THE PROBLEM:
Pictures in the records should not be copied, but every other part must be repeated exactly.

** start of RAW RECORDS **

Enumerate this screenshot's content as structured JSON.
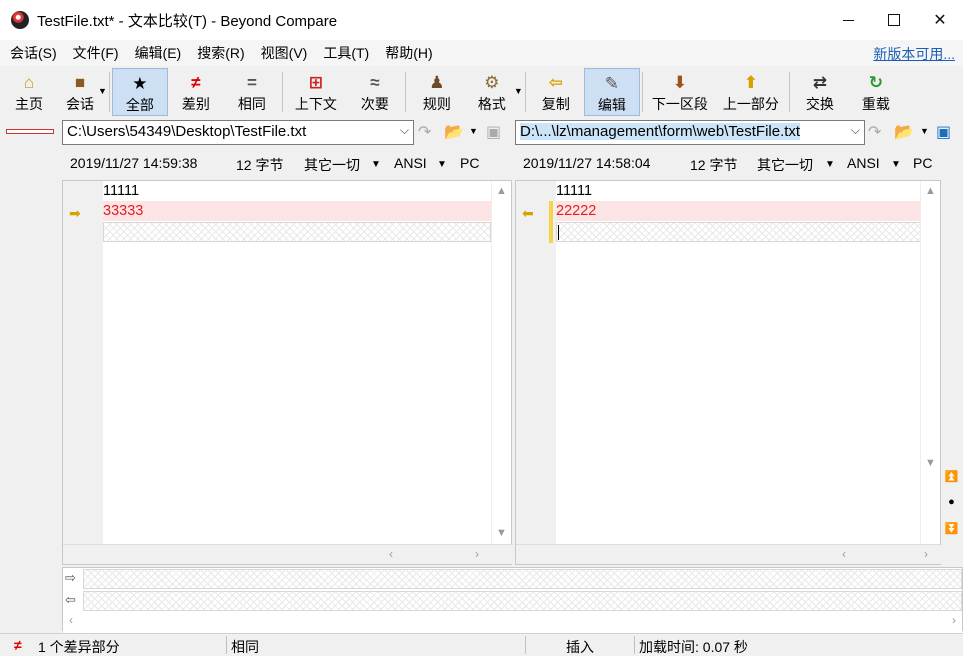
{
  "window": {
    "title": "TestFile.txt* - 文本比较(T) - Beyond Compare"
  },
  "menu": [
    "会话(S)",
    "文件(F)",
    "编辑(E)",
    "搜索(R)",
    "视图(V)",
    "工具(T)",
    "帮助(H)"
  ],
  "new_version_link": "新版本可用...",
  "toolbar": {
    "home": "主页",
    "session": "会话",
    "all": "全部",
    "diffs": "差别",
    "same": "相同",
    "context": "上下文",
    "minor": "次要",
    "rules": "规则",
    "format": "格式",
    "copy": "复制",
    "edit": "编辑",
    "next_section": "下一区段",
    "prev_section": "上一部分",
    "swap": "交换",
    "reload": "重载"
  },
  "left": {
    "path": "C:\\Users\\54349\\Desktop\\TestFile.txt",
    "date": "2019/11/27 14:59:38",
    "size": "12 字节",
    "filter": "其它一切",
    "encoding": "ANSI",
    "eol": "PC",
    "lines": [
      "11111",
      "33333"
    ]
  },
  "right": {
    "path": "D:\\...\\lz\\management\\form\\web\\TestFile.txt",
    "date": "2019/11/27 14:58:04",
    "size": "12 字节",
    "filter": "其它一切",
    "encoding": "ANSI",
    "eol": "PC",
    "lines": [
      "11111",
      "22222"
    ]
  },
  "status": {
    "diffs": "1 个差异部分",
    "same": "相同",
    "insert": "插入",
    "load_time": "加载时间: 0.07 秒"
  },
  "colors": {
    "diff_bg": "#fde4e4",
    "diff_text": "#e02020",
    "accent": "#1a5fb4",
    "toolbar_active": "#cde0f3"
  }
}
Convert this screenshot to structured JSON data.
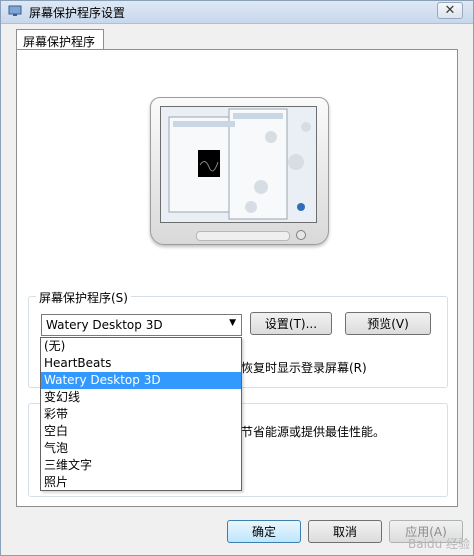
{
  "window": {
    "title": "屏幕保护程序设置"
  },
  "tab": {
    "label": "屏幕保护程序"
  },
  "screensaver_group": {
    "title": "屏幕保护程序(S)",
    "selected": "Watery Desktop 3D",
    "settings_button": "设置(T)...",
    "preview_button": "预览(V)",
    "resume_text": "恢复时显示登录屏幕(R)",
    "options": [
      "(无)",
      "HeartBeats",
      "Watery Desktop 3D",
      "变幻线",
      "彩带",
      "空白",
      "气泡",
      "三维文字",
      "照片"
    ],
    "selected_index": 2
  },
  "power_group": {
    "partial_text": "节省能源或提供最佳性能。"
  },
  "footer": {
    "ok": "确定",
    "cancel": "取消",
    "apply": "应用(A)"
  },
  "watermark": "Baidu 经验",
  "colors": {
    "selection": "#3399ff",
    "title_gradient_top": "#dfe9f5"
  }
}
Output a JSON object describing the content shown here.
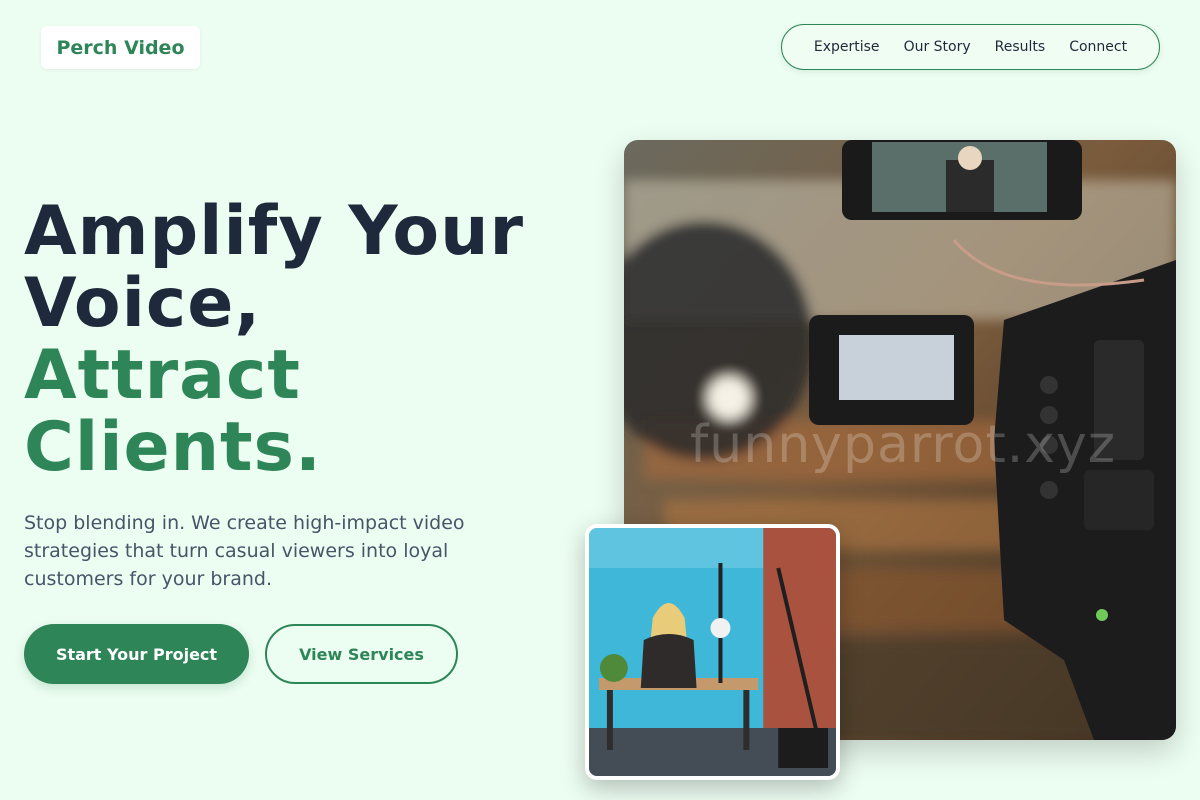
{
  "brand": {
    "name": "Perch Video",
    "accent": "#2e8557",
    "dark": "#1e293b"
  },
  "nav": {
    "items": [
      {
        "label": "Expertise"
      },
      {
        "label": "Our Story"
      },
      {
        "label": "Results"
      },
      {
        "label": "Connect"
      }
    ]
  },
  "hero": {
    "headline_dark_1": "Amplify Your",
    "headline_dark_2": "Voice,",
    "headline_green_1": "Attract",
    "headline_green_2": "Clients.",
    "subtitle": "Stop blending in. We create high-impact video strategies that turn casual viewers into loyal customers for your brand.",
    "primary_cta": "Start Your Project",
    "secondary_cta": "View Services"
  },
  "images": {
    "main": {
      "subject": "camera-filming-interview",
      "watermark": "funnyparrot.xyz"
    },
    "inset": {
      "subject": "woman-at-desk-studio"
    }
  }
}
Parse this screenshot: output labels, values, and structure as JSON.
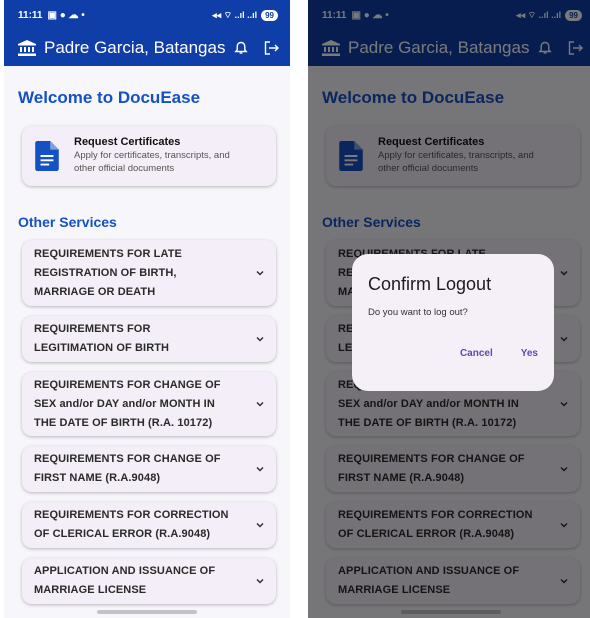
{
  "status_bar": {
    "time": "11:11",
    "left_icons": "▣ ● ☁ •",
    "right_icons": "◂◂ ⌔ ..ıl ..ıl",
    "battery": "99"
  },
  "app_bar": {
    "title": "Padre Garcia, Batangas",
    "bell_icon": "bell-icon",
    "logout_icon": "logout-icon"
  },
  "main": {
    "welcome_title": "Welcome to DocuEase",
    "request_card": {
      "title": "Request Certificates",
      "subtitle_line1": "Apply for certificates, transcripts, and",
      "subtitle_line2": "other official documents"
    },
    "other_services_title": "Other Services",
    "services": [
      {
        "line1": "REQUIREMENTS FOR LATE",
        "line2": "REGISTRATION OF BIRTH,",
        "line3": "MARRIAGE OR DEATH"
      },
      {
        "line1": "REQUIREMENTS FOR",
        "line2": "LEGITIMATION OF BIRTH",
        "line3": ""
      },
      {
        "line1": "REQUIREMENTS FOR CHANGE OF",
        "line2": "SEX and/or DAY and/or MONTH IN",
        "line3": "THE DATE OF BIRTH (R.A. 10172)"
      },
      {
        "line1": "REQUIREMENTS FOR CHANGE OF",
        "line2": "FIRST NAME  (R.A.9048)",
        "line3": ""
      },
      {
        "line1": "REQUIREMENTS FOR CORRECTION",
        "line2": "OF CLERICAL ERROR (R.A.9048)",
        "line3": ""
      },
      {
        "line1": "APPLICATION AND ISSUANCE OF",
        "line2": "MARRIAGE LICENSE",
        "line3": ""
      }
    ]
  },
  "dialog": {
    "title": "Confirm Logout",
    "message": "Do you want to log out?",
    "cancel_label": "Cancel",
    "yes_label": "Yes"
  },
  "colors": {
    "primary": "#0f3ea8",
    "heading": "#1452c4",
    "card": "#f3eef7",
    "dialog_action": "#5b4bb1"
  }
}
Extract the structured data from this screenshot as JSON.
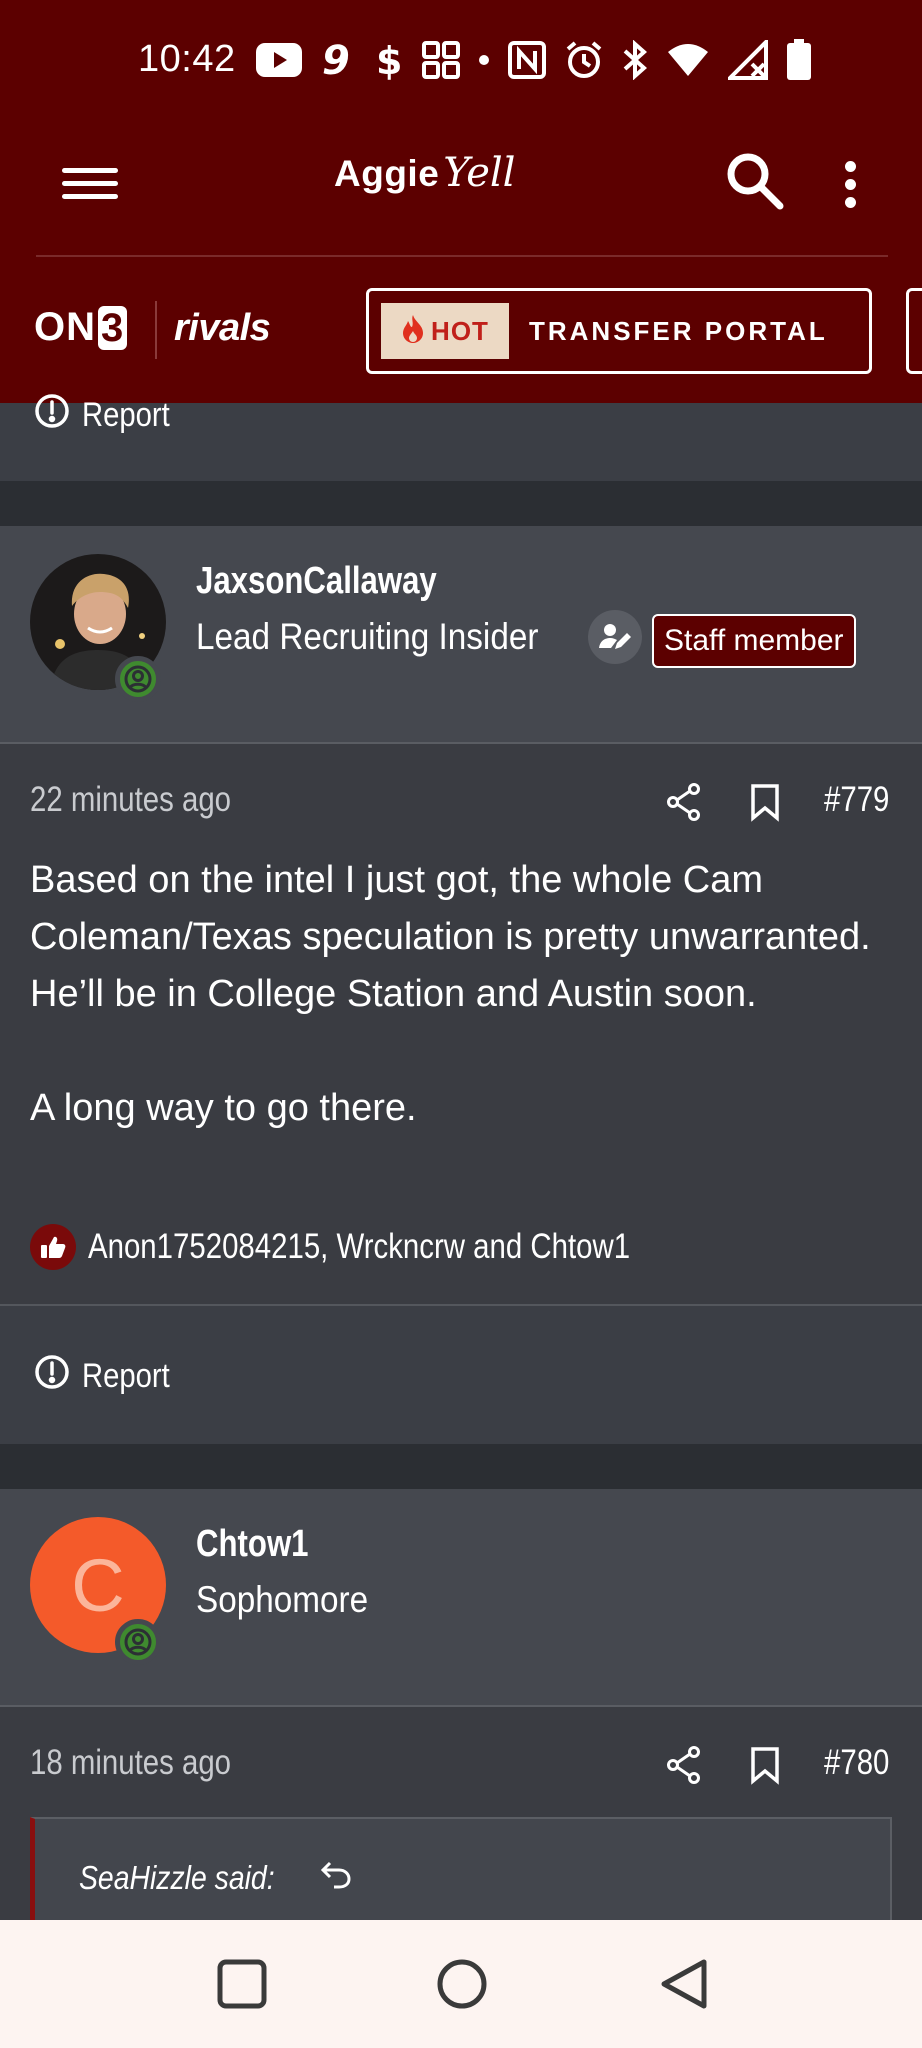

** end of RAW RECORDS **

SOLUTION FOR THIS EXERCISE:
Enumerate this screenshot's content as structured JSON.
{
  "window": {
    "title": "TestFile.txt* - 文本比较(T) - Beyond Compare"
  },
  "menu": [
    "会话(S)",
    "文件(F)",
    "编辑(E)",
    "搜索(R)",
    "视图(V)",
    "工具(T)",
    "帮助(H)"
  ],
  "new_version_link": "新版本可用...",
  "toolbar": {
    "home": "主页",
    "session": "会话",
    "all": "全部",
    "diffs": "差别",
    "same": "相同",
    "context": "上下文",
    "minor": "次要",
    "rules": "规则",
    "format": "格式",
    "copy": "复制",
    "edit": "编辑",
    "next_section": "下一区段",
    "prev_section": "上一部分",
    "swap": "交换",
    "reload": "重载"
  },
  "left": {
    "path": "C:\\Users\\54349\\Desktop\\TestFile.txt",
    "date": "2019/11/27 14:59:38",
    "size": "12 字节",
    "filter": "其它一切",
    "encoding": "ANSI",
    "eol": "PC",
    "lines": [
      "11111",
      "33333"
    ]
  },
  "right": {
    "path": "D:\\...\\lz\\management\\form\\web\\TestFile.txt",
    "date": "2019/11/27 14:58:04",
    "size": "12 字节",
    "filter": "其它一切",
    "encoding": "ANSI",
    "eol": "PC",
    "lines": [
      "11111",
      "22222"
    ]
  },
  "status": {
    "diffs": "1 个差异部分",
    "same": "相同",
    "insert": "插入",
    "load_time": "加载时间: 0.07 秒"
  },
  "colors": {
    "diff_bg": "#fde4e4",
    "diff_text": "#e02020",
    "accent": "#1a5fb4",
    "toolbar_active": "#cde0f3"
  }
}
Convert this screenshot to structured JSON data.
{
  "window": {
    "title": "屏幕保护程序设置"
  },
  "tab": {
    "label": "屏幕保护程序"
  },
  "screensaver_group": {
    "title": "屏幕保护程序(S)",
    "selected": "Watery Desktop 3D",
    "settings_button": "设置(T)...",
    "preview_button": "预览(V)",
    "resume_text": "恢复时显示登录屏幕(R)",
    "options": [
      "(无)",
      "HeartBeats",
      "Watery Desktop 3D",
      "变幻线",
      "彩带",
      "空白",
      "气泡",
      "三维文字",
      "照片"
    ],
    "selected_index": 2
  },
  "power_group": {
    "partial_text": "节省能源或提供最佳性能。"
  },
  "footer": {
    "ok": "确定",
    "cancel": "取消",
    "apply": "应用(A)"
  },
  "watermark": "Baidu 经验",
  "colors": {
    "selection": "#3399ff",
    "title_gradient_top": "#dfe9f5"
  }
}
Output a JSON object describing the content shown here.
{
  "brand": {
    "name": "Perch Video",
    "accent": "#2e8557",
    "dark": "#1e293b"
  },
  "nav": {
    "items": [
      {
        "label": "Expertise"
      },
      {
        "label": "Our Story"
      },
      {
        "label": "Results"
      },
      {
        "label": "Connect"
      }
    ]
  },
  "hero": {
    "headline_dark_1": "Amplify Your",
    "headline_dark_2": "Voice,",
    "headline_green_1": "Attract",
    "headline_green_2": "Clients.",
    "subtitle": "Stop blending in. We create high-impact video strategies that turn casual viewers into loyal customers for your brand.",
    "primary_cta": "Start Your Project",
    "secondary_cta": "View Services"
  },
  "images": {
    "main": {
      "subject": "camera-filming-interview",
      "watermark": "funnyparrot.xyz"
    },
    "inset": {
      "subject": "woman-at-desk-studio"
    }
  }
}
Parse this screenshot: output labels, values, and structure as JSON.
{
  "status_bar": {
    "time": "11:11",
    "left_icons": "▣ ● ☁ •",
    "right_icons": "◂◂ ⌔ ..ıl ..ıl",
    "battery": "99"
  },
  "app_bar": {
    "title": "Padre Garcia, Batangas",
    "bell_icon": "bell-icon",
    "logout_icon": "logout-icon"
  },
  "main": {
    "welcome_title": "Welcome to DocuEase",
    "request_card": {
      "title": "Request Certificates",
      "subtitle_line1": "Apply for certificates, transcripts, and",
      "subtitle_line2": "other official documents"
    },
    "other_services_title": "Other Services",
    "services": [
      {
        "line1": "REQUIREMENTS FOR LATE",
        "line2": "REGISTRATION OF BIRTH,",
        "line3": "MARRIAGE OR DEATH"
      },
      {
        "line1": "REQUIREMENTS FOR",
        "line2": "LEGITIMATION OF BIRTH",
        "line3": ""
      },
      {
        "line1": "REQUIREMENTS FOR CHANGE OF",
        "line2": "SEX and/or DAY and/or MONTH IN",
        "line3": "THE DATE OF BIRTH (R.A. 10172)"
      },
      {
        "line1": "REQUIREMENTS FOR CHANGE OF",
        "line2": "FIRST NAME  (R.A.9048)",
        "line3": ""
      },
      {
        "line1": "REQUIREMENTS FOR CORRECTION",
        "line2": "OF CLERICAL ERROR (R.A.9048)",
        "line3": ""
      },
      {
        "line1": "APPLICATION AND ISSUANCE OF",
        "line2": "MARRIAGE LICENSE",
        "line3": ""
      }
    ]
  },
  "dialog": {
    "title": "Confirm Logout",
    "message": "Do you want to log out?",
    "cancel_label": "Cancel",
    "yes_label": "Yes"
  },
  "colors": {
    "primary": "#0f3ea8",
    "heading": "#1452c4",
    "card": "#f3eef7",
    "dialog_action": "#5b4bb1"
  }
}
Extract the structured data from this screenshot as JSON.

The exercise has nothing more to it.